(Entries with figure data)
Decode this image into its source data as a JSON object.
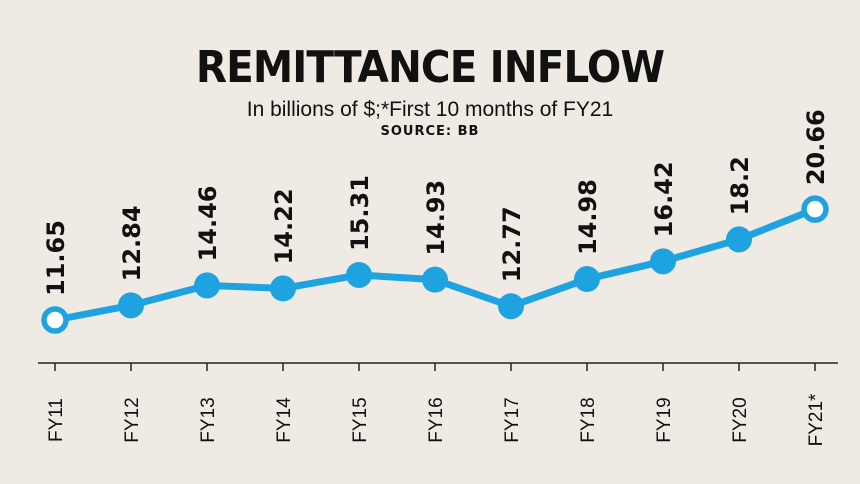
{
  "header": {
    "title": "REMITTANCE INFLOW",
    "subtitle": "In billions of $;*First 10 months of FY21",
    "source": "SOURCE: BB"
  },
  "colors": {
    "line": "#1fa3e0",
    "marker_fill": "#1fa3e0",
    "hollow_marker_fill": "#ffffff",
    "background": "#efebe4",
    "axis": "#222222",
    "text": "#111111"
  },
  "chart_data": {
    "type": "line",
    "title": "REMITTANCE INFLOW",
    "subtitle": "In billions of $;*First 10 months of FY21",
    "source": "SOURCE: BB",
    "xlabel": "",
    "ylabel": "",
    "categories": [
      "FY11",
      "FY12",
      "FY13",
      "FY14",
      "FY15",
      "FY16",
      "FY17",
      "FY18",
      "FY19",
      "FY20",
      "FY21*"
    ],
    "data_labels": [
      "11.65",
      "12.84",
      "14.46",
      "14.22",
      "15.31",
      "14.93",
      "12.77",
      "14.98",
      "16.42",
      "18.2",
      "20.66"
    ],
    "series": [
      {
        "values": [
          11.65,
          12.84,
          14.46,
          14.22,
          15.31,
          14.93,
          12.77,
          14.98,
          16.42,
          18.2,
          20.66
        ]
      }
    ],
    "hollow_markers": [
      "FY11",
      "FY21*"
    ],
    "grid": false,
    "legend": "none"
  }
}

...

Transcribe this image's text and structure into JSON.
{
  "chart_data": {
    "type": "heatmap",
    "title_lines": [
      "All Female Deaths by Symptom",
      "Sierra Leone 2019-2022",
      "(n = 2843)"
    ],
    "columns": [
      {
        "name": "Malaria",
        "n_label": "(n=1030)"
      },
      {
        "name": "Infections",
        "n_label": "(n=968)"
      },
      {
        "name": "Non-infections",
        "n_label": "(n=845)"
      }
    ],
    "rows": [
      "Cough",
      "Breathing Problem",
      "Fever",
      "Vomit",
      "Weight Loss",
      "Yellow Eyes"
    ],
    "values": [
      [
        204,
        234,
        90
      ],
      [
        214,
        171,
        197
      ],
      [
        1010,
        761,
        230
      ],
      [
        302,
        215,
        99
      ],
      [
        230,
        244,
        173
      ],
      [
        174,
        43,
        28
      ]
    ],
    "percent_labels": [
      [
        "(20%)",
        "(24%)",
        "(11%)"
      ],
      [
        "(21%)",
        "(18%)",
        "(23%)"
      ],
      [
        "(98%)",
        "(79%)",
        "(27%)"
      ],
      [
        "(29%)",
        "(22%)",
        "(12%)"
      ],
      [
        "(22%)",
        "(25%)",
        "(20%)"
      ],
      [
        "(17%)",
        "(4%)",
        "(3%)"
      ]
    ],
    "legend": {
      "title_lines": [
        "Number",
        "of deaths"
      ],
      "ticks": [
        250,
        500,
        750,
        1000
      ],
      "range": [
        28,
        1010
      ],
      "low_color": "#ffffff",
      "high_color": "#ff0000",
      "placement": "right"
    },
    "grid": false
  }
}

Set task:
Find each line with the string "name" and copy it out.

Exercise answer:
        "name": "Malaria",
        "name": "Infections",
        "name": "Non-infections",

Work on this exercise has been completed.